[Start Data section]

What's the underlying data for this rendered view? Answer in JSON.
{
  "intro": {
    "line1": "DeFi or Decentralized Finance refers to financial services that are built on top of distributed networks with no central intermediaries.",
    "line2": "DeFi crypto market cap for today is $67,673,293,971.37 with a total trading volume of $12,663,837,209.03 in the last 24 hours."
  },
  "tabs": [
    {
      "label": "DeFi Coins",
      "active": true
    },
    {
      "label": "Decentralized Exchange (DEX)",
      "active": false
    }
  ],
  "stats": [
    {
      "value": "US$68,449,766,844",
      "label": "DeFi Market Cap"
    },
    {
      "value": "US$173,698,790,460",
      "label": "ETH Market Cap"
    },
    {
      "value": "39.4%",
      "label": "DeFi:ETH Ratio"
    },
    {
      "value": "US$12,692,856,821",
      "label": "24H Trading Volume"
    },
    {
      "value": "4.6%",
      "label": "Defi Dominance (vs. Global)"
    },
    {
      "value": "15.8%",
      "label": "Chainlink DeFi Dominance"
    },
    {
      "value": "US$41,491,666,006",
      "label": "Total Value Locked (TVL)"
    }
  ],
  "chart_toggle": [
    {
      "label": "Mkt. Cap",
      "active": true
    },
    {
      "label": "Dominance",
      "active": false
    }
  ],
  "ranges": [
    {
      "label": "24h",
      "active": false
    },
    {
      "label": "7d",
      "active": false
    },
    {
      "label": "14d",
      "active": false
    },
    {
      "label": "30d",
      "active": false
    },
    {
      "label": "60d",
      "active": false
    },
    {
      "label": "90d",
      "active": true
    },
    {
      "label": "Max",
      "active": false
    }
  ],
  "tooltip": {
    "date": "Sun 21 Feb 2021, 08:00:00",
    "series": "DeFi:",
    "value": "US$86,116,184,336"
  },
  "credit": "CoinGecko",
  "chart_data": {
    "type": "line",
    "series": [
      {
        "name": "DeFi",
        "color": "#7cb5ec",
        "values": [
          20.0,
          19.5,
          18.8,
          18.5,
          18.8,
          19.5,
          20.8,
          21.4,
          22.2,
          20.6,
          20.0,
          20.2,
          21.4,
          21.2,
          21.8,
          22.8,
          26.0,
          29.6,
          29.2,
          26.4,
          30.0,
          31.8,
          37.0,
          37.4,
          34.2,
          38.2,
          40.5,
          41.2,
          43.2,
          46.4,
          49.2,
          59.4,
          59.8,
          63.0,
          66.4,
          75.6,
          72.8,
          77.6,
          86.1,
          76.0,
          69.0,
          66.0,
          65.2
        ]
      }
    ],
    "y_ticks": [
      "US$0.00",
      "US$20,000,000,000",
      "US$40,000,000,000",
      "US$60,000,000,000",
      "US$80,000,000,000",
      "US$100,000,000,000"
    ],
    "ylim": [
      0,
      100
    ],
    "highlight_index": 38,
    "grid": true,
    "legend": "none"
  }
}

[End Data section]

The task:
Reproduce every record above exactly as it appears.

Right answer:
What's the underlying data for this rendered view? Answer in JSON.
{
  "intro": {
    "line1": "DeFi or Decentralized Finance refers to financial services that are built on top of distributed networks with no central intermediaries.",
    "line2": "DeFi crypto market cap for today is $67,673,293,971.37 with a total trading volume of $12,663,837,209.03 in the last 24 hours."
  },
  "tabs": [
    {
      "label": "DeFi Coins",
      "active": true
    },
    {
      "label": "Decentralized Exchange (DEX)",
      "active": false
    }
  ],
  "stats": [
    {
      "value": "US$68,449,766,844",
      "label": "DeFi Market Cap"
    },
    {
      "value": "US$173,698,790,460",
      "label": "ETH Market Cap"
    },
    {
      "value": "39.4%",
      "label": "DeFi:ETH Ratio"
    },
    {
      "value": "US$12,692,856,821",
      "label": "24H Trading Volume"
    },
    {
      "value": "4.6%",
      "label": "Defi Dominance (vs. Global)"
    },
    {
      "value": "15.8%",
      "label": "Chainlink DeFi Dominance"
    },
    {
      "value": "US$41,491,666,006",
      "label": "Total Value Locked (TVL)"
    }
  ],
  "chart_toggle": [
    {
      "label": "Mkt. Cap",
      "active": true
    },
    {
      "label": "Dominance",
      "active": false
    }
  ],
  "ranges": [
    {
      "label": "24h",
      "active": false
    },
    {
      "label": "7d",
      "active": false
    },
    {
      "label": "14d",
      "active": false
    },
    {
      "label": "30d",
      "active": false
    },
    {
      "label": "60d",
      "active": false
    },
    {
      "label": "90d",
      "active": true
    },
    {
      "label": "Max",
      "active": false
    }
  ],
  "tooltip": {
    "date": "Sun 21 Feb 2021, 08:00:00",
    "series": "DeFi:",
    "value": "US$86,116,184,336"
  },
  "credit": "CoinGecko",
  "chart_data": {
    "type": "line",
    "series": [
      {
        "name": "DeFi",
        "color": "#7cb5ec",
        "values": [
          20.0,
          19.5,
          18.8,
          18.5,
          18.8,
          19.5,
          20.8,
          21.4,
          22.2,
          20.6,
          20.0,
          20.2,
          21.4,
          21.2,
          21.8,
          22.8,
          26.0,
          29.6,
          29.2,
          26.4,
          30.0,
          31.8,
          37.0,
          37.4,
          34.2,
          38.2,
          40.5,
          41.2,
          43.2,
          46.4,
          49.2,
          59.4,
          59.8,
          63.0,
          66.4,
          75.6,
          72.8,
          77.6,
          86.1,
          76.0,
          69.0,
          66.0,
          65.2
        ]
      }
    ],
    "y_ticks": [
      "US$0.00",
      "US$20,000,000,000",
      "US$40,000,000,000",
      "US$60,000,000,000",
      "US$80,000,000,000",
      "US$100,000,000,000"
    ],
    "ylim": [
      0,
      100
    ],
    "highlight_index": 38,
    "grid": true,
    "legend": "none"
  }
}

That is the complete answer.